Dataset excerpts
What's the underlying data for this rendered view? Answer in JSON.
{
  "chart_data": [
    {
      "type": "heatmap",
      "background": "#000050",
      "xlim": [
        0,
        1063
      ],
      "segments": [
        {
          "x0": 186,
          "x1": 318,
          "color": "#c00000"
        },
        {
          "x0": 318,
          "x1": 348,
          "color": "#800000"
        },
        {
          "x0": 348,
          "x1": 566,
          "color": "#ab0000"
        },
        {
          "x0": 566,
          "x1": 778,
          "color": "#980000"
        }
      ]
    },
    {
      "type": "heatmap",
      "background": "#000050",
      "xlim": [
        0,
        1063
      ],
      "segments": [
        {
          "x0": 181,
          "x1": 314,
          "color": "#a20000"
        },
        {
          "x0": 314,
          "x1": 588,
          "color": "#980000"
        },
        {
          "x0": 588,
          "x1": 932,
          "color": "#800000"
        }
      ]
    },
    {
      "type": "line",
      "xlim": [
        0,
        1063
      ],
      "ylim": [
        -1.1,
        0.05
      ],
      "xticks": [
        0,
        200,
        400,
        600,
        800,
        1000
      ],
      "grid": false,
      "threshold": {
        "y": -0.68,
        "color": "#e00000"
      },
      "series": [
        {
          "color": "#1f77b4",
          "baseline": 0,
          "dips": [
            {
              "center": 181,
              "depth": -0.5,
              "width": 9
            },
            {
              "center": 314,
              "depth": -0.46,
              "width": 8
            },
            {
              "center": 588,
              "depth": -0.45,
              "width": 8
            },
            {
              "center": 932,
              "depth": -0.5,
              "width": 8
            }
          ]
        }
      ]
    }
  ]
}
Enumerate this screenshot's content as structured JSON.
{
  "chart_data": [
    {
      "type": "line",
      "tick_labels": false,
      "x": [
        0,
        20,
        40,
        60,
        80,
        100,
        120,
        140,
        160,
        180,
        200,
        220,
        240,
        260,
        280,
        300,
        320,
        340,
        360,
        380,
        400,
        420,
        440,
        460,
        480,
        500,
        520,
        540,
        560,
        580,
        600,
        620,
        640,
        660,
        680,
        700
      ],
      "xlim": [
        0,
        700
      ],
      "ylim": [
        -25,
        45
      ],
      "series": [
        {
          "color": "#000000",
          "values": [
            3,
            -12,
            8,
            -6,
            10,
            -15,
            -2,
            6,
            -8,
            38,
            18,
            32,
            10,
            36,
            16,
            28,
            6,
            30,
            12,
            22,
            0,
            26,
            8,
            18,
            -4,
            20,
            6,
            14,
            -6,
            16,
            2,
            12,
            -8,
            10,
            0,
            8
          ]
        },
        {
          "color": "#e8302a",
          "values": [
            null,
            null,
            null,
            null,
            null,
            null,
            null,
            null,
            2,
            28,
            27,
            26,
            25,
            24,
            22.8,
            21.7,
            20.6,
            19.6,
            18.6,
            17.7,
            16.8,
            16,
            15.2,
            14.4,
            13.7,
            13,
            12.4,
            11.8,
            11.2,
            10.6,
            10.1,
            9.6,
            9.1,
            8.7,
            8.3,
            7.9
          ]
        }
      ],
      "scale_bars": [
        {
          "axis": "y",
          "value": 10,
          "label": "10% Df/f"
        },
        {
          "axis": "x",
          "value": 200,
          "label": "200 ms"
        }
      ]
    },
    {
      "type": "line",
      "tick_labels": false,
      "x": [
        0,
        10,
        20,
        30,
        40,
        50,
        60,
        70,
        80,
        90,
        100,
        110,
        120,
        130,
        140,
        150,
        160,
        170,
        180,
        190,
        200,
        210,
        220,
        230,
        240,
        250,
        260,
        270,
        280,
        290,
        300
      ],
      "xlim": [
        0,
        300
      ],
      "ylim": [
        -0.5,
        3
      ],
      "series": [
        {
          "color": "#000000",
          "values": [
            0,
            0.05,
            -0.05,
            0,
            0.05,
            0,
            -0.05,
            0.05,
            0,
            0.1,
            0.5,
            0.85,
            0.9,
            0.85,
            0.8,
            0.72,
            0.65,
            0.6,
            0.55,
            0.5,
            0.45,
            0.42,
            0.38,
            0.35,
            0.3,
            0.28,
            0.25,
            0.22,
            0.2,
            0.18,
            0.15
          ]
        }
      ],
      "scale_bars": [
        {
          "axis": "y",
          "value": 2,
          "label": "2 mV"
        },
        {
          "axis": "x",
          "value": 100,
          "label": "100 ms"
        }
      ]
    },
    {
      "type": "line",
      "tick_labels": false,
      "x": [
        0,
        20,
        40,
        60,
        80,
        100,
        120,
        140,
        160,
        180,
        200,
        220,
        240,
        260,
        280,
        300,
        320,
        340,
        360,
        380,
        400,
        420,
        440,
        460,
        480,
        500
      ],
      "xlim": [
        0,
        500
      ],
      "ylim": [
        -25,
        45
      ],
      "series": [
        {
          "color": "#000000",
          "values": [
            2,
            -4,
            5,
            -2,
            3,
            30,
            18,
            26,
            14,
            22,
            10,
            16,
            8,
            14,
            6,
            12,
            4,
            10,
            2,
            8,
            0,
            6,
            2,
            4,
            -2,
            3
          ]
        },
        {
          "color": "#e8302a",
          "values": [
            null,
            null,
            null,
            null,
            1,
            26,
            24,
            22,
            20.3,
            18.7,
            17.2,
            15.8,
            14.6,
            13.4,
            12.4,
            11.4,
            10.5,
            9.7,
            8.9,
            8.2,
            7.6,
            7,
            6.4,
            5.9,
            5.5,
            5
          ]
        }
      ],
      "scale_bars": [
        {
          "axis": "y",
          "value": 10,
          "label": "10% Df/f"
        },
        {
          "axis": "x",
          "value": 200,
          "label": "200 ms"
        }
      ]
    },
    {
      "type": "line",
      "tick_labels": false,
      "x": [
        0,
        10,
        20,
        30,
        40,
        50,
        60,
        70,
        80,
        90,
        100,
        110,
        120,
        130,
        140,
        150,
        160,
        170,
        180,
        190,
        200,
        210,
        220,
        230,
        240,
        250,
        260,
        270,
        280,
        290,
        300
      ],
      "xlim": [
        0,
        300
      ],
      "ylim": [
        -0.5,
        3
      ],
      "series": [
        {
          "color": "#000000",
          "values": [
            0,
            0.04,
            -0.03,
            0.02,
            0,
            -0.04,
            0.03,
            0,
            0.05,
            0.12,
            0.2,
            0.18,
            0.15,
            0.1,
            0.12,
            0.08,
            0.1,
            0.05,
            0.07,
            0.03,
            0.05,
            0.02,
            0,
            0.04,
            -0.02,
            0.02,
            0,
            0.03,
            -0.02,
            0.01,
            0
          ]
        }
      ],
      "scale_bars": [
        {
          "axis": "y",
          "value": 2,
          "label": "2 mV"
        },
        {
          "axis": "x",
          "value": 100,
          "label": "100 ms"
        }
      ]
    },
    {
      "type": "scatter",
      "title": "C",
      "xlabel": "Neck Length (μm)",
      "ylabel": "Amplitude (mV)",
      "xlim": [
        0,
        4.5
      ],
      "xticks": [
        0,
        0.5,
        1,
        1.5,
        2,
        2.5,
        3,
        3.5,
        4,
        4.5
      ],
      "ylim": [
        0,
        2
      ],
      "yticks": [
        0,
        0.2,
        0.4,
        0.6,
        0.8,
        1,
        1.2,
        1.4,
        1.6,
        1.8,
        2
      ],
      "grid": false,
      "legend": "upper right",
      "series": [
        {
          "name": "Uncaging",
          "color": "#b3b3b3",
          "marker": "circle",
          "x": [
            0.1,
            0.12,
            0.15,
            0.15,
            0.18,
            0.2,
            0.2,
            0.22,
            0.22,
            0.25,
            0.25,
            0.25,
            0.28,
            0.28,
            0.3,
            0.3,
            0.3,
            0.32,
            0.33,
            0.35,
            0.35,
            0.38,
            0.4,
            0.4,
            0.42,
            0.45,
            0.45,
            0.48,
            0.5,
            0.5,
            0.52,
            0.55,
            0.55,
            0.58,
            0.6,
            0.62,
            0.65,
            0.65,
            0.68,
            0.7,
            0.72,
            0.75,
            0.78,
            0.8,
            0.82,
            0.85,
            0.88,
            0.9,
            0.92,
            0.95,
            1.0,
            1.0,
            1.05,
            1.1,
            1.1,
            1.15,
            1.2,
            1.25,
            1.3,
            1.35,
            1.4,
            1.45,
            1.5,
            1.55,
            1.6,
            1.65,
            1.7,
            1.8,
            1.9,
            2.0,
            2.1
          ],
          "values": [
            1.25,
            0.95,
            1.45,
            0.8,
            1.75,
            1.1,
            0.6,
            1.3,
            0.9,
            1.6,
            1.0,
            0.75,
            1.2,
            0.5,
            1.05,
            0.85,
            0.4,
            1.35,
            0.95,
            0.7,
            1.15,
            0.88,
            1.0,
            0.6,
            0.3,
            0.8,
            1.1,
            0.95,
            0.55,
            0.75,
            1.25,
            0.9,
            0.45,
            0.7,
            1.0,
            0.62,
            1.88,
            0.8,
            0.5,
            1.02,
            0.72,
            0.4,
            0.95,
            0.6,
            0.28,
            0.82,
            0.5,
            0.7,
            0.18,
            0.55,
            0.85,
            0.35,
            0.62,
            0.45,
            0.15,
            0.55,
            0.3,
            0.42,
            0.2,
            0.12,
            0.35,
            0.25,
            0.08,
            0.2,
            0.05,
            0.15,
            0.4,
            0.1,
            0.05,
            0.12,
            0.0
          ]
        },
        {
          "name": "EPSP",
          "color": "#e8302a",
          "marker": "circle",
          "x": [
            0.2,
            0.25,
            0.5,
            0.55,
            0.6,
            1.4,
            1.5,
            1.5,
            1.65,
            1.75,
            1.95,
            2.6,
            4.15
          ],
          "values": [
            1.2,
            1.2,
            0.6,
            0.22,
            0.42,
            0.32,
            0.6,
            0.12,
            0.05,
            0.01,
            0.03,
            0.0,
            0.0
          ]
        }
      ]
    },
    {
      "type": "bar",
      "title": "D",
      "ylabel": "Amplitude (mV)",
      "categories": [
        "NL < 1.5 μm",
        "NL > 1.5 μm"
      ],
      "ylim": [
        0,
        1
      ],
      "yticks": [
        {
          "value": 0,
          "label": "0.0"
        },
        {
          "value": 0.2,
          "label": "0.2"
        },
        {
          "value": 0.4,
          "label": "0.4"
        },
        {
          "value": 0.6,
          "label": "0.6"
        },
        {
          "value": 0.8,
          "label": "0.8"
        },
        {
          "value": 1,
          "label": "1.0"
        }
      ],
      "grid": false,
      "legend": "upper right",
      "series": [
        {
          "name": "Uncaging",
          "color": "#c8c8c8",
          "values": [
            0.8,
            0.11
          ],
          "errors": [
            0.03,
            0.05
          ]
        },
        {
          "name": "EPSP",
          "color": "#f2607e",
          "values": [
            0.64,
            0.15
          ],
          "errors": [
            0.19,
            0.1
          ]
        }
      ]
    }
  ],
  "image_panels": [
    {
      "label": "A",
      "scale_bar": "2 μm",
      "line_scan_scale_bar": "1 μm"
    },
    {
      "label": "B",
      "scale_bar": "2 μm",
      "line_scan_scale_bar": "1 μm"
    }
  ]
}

What the task asks
Copy out every line in the listing where the word "depth" appears.

Full output
              "depth": -0.5,
              "depth": -0.46,
              "depth": -0.45,
              "depth": -0.5,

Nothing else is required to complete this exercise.